STATED EXERCISE
From the listing below, count the lines where the string "screenshot" occurs. Give the number, with no other words.

ENTRIES SUPPLIED
◆ ◆ ◆ ◆

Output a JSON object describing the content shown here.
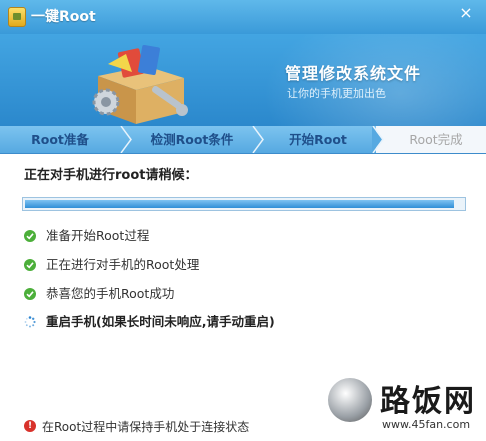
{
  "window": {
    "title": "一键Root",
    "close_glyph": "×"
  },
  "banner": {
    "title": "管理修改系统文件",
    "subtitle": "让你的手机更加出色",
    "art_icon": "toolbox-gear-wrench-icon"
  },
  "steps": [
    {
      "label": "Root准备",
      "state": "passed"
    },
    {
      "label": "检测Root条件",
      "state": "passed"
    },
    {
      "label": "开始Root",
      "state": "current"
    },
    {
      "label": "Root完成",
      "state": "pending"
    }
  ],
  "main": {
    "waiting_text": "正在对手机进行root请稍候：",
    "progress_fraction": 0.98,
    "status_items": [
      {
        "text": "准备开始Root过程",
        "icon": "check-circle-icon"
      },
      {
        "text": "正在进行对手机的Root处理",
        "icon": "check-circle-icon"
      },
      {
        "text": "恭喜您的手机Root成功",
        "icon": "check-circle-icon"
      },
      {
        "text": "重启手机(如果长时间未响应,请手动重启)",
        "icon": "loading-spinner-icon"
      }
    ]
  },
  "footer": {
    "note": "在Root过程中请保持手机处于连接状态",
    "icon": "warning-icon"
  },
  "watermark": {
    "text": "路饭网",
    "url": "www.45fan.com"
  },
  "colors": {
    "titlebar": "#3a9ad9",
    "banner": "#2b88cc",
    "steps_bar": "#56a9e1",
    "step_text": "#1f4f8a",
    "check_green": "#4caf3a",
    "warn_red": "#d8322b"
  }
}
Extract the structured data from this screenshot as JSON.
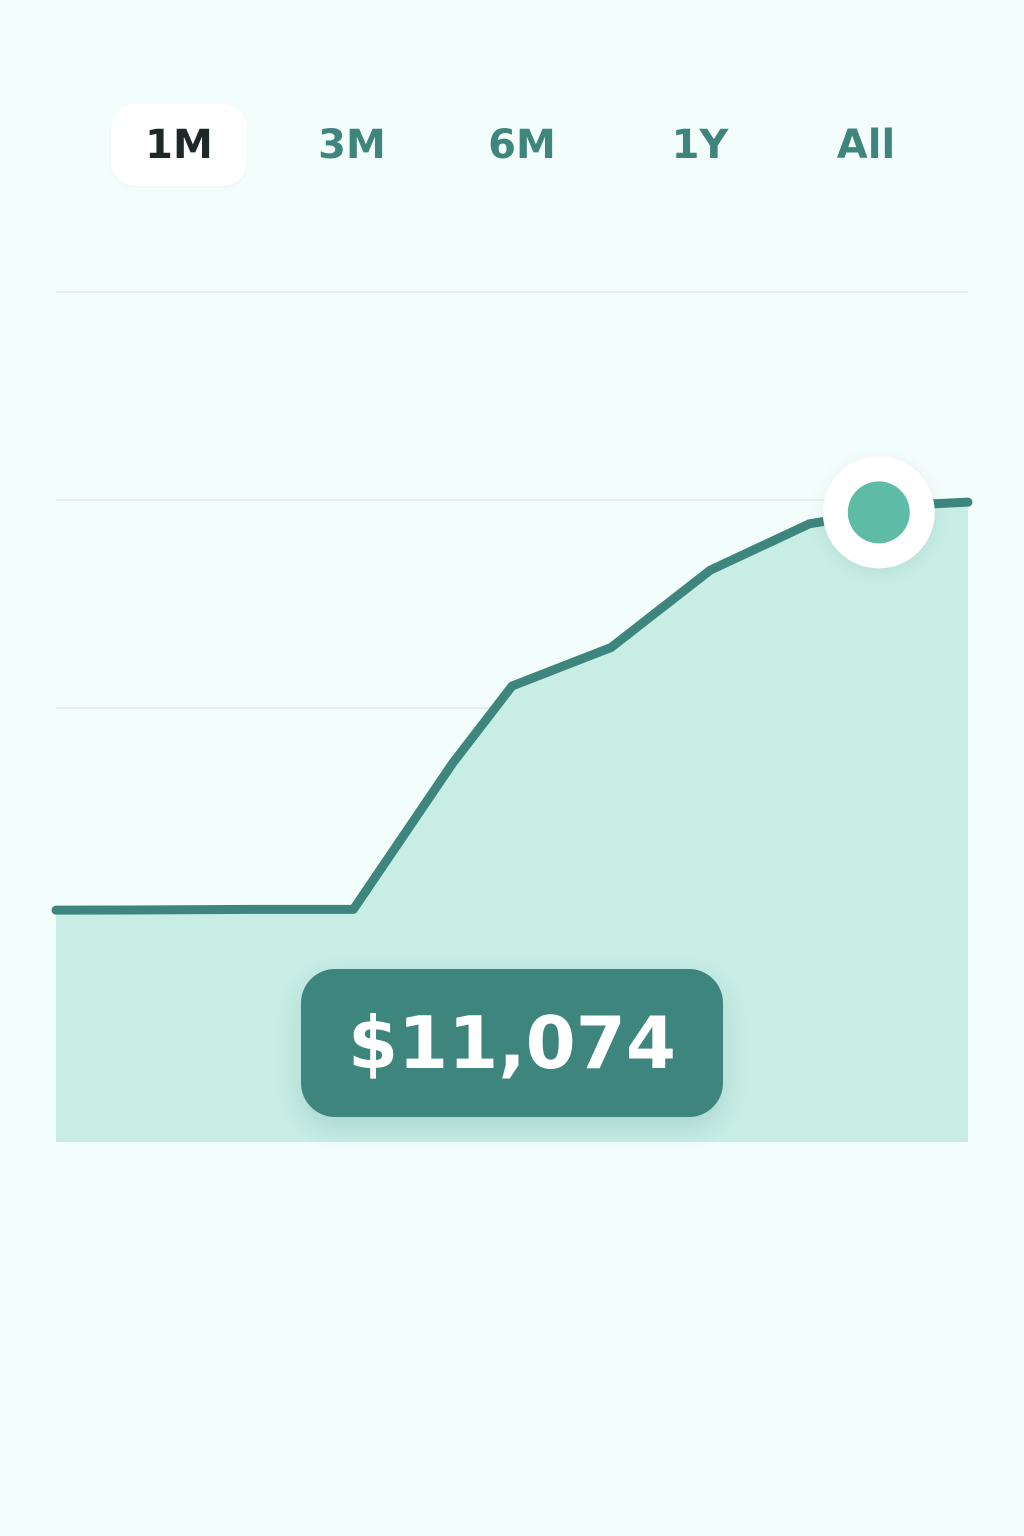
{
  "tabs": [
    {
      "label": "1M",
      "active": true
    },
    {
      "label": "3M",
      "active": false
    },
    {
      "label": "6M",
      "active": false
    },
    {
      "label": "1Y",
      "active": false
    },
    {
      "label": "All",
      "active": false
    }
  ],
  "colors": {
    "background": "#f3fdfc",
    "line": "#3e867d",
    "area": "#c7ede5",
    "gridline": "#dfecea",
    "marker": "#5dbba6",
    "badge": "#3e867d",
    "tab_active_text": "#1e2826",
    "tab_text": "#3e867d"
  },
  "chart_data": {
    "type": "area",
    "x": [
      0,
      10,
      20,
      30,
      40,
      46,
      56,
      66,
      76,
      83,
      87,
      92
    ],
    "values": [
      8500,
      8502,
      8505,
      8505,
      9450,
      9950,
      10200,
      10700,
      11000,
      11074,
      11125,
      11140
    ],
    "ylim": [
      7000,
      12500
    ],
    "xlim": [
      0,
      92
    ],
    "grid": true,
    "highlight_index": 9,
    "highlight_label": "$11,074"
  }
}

◆ ◆ ◆ ◆

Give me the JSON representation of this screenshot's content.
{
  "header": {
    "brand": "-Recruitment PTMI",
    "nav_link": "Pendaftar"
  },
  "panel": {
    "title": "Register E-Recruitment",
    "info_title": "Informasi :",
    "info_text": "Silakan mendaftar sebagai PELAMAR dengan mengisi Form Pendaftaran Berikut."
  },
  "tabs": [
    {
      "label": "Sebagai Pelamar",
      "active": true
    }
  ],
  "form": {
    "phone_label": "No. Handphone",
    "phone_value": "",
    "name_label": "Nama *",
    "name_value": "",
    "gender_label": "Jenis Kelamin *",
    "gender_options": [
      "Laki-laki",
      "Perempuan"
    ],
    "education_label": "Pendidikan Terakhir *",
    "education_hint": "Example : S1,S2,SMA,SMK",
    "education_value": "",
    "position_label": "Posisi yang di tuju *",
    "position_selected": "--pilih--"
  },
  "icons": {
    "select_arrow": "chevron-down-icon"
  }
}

◆ ◆ ◆ ◆

OUTPUT OF THE TASK
2